*** Text excerpt

Journal: Living In The Country

March 23, 2021  •  Leave a Comment

It used to take me forty-five minutes to drive six miles to work when I lived in L.A., but I was used to it and the freedom of living an urban life was well worth it. In Upstate New York, it can take me forty-two minutes to drive one way to the UPS store to drop off a package and the choices I have to find things to occupy my time are limited or challenging.  While everyone is fleeing my beloved state, I have to pass along that 45 years of urban living is an adjustment even after six years in Upstate New York.


In the city, boredom was seldom an issue. I would get into my car, drive to downtown L.A. and shoot architecture and street photography. Most photographers in this area shoot birds and butterflies and they are very happy with that.


I cringe!


When I first moved here, I drove my best friend, Roger, to the Adirondacks. He asked me when we would get to the mountains and I confessed that "we are here." They did not rival the High Sierra by any stretch.

******
*** Records provided

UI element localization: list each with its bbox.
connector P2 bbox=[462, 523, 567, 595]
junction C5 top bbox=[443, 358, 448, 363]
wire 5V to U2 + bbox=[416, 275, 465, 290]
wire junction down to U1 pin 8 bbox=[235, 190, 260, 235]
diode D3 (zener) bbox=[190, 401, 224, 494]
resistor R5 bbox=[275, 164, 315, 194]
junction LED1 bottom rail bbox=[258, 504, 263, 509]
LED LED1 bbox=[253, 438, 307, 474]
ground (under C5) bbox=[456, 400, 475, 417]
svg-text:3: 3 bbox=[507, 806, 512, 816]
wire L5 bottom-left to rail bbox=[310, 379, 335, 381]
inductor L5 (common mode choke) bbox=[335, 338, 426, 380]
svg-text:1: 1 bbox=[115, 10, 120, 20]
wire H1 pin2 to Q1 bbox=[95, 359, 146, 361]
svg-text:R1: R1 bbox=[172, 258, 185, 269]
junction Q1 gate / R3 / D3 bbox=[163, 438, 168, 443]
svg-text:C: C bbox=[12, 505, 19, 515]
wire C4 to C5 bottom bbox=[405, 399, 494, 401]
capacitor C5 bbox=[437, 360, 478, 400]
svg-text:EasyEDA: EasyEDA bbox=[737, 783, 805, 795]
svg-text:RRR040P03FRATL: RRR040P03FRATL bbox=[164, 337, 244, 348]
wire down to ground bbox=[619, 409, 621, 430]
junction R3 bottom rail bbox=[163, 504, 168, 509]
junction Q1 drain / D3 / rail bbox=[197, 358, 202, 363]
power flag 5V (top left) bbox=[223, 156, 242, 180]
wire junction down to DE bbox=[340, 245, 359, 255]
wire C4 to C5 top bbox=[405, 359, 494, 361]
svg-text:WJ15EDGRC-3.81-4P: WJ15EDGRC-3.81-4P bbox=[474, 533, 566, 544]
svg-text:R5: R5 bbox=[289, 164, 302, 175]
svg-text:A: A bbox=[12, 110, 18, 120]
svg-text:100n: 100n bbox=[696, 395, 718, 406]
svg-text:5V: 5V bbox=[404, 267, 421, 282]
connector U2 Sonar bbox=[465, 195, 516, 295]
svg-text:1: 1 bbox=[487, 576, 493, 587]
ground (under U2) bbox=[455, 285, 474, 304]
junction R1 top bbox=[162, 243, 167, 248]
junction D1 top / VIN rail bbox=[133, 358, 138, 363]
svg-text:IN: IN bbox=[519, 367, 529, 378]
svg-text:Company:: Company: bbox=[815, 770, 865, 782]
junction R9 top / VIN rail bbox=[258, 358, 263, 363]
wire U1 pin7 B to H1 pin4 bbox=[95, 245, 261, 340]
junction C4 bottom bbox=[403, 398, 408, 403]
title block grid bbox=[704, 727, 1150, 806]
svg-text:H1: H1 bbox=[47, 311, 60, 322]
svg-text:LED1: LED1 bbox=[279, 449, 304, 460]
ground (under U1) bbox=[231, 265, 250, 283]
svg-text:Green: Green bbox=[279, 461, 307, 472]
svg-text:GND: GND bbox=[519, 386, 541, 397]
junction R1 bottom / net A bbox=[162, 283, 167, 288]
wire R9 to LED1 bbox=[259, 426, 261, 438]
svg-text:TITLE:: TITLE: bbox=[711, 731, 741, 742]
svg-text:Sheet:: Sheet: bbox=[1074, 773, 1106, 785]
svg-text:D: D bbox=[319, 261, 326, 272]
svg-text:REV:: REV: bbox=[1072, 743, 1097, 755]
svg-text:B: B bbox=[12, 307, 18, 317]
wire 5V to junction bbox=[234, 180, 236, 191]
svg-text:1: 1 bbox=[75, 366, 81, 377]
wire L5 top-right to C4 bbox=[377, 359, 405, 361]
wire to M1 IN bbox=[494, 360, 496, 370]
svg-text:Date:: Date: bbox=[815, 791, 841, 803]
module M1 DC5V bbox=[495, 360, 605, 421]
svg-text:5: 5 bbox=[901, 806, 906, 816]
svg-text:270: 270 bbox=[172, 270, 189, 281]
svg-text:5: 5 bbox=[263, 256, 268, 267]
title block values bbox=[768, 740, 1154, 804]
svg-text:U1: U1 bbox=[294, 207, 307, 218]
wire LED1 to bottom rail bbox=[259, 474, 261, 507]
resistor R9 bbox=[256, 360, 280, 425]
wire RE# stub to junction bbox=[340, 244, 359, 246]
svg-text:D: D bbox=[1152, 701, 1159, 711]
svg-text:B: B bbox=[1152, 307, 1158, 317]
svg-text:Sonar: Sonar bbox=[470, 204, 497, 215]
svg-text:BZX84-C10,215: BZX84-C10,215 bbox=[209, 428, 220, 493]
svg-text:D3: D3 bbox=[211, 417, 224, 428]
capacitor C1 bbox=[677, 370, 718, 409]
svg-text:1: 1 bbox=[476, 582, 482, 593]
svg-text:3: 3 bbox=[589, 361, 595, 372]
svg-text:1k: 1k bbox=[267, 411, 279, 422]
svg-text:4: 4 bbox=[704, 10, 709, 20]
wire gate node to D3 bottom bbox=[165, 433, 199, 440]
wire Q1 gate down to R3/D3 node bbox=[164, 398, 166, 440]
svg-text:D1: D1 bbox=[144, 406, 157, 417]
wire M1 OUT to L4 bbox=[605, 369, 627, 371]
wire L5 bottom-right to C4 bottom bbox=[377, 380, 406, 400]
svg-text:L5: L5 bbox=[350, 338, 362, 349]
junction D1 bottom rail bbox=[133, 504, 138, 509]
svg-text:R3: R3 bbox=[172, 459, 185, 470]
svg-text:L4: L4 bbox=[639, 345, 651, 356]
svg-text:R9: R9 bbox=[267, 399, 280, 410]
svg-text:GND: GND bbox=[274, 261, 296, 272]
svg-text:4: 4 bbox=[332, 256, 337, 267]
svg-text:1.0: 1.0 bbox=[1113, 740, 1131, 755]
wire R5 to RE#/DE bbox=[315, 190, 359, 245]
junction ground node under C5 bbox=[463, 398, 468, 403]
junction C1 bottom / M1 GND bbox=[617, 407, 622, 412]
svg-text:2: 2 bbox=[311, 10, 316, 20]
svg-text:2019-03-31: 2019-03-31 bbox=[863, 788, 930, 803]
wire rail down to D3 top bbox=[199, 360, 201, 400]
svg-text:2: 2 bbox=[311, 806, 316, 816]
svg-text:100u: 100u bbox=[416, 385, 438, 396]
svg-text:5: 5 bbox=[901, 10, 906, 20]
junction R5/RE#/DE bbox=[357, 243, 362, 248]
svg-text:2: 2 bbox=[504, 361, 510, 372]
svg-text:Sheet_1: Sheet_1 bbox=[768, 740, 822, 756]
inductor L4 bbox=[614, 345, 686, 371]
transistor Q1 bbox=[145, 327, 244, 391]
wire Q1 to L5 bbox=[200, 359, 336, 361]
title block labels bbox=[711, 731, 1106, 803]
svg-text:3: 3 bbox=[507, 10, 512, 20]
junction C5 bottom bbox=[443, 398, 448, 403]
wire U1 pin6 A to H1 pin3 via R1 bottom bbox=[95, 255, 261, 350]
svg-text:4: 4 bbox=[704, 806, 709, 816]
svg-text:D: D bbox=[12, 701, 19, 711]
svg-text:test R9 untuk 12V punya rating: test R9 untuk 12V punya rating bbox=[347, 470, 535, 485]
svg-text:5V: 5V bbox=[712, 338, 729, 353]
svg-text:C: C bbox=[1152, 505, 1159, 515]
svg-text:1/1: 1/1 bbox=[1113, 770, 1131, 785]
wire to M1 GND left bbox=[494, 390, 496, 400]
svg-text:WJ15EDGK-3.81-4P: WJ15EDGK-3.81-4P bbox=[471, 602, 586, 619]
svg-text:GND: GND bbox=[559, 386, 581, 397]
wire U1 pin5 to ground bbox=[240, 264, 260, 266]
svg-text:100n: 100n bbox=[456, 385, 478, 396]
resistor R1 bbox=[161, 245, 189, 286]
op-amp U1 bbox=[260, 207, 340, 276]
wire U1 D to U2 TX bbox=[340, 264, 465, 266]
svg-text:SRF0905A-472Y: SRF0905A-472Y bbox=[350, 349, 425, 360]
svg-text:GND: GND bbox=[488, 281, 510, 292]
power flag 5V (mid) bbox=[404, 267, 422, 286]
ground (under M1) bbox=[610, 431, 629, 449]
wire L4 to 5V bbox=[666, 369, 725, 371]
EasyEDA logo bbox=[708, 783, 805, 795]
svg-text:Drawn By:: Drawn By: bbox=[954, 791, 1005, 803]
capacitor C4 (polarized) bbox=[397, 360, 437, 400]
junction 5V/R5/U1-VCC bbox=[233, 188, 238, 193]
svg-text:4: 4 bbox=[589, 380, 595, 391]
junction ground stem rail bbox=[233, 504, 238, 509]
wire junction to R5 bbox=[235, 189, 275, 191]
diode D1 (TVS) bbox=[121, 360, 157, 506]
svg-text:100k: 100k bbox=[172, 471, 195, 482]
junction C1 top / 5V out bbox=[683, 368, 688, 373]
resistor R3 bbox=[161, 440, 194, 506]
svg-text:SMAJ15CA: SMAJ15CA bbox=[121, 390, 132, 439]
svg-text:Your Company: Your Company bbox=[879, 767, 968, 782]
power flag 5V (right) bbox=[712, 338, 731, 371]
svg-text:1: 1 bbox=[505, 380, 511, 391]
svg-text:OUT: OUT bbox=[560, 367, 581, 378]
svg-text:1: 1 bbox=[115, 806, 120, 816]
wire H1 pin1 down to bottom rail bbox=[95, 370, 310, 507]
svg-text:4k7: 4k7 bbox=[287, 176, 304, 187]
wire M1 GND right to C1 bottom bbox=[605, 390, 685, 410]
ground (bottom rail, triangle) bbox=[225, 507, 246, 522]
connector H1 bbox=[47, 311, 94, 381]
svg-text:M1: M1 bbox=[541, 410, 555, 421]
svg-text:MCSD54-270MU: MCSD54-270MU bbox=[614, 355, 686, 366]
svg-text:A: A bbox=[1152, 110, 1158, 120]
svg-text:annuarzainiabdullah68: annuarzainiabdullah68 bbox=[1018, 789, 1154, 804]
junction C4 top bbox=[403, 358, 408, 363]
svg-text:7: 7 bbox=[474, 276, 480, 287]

******

Required actions:
- 1) Translate this sentence from the journal entry on living in the country into Spanish: "In the city, boredom was seldom an issue."
- 2) Rewrite the journal entry on living in the country from "It used to take" up to and including "Upstate New York.", changing "package" to "parcel".

Exercise responses:
- 1) En la ciudad, el aburrimiento rara vez era un problema.

- 2)
It used to take me forty-five minutes to drive six miles to work when I lived in L.A., but I was used to it and the freedom of living an urban life was well worth it. In Upstate New York, it can take me forty-two minutes to drive one way to the UPS store to drop off a parcel and the choices I have to find things to occupy my time are limited or challenging.  While everyone is fleeing my beloved state, I have to pass along that 45 years of urban living is an adjustment even after six years in Upstate New York.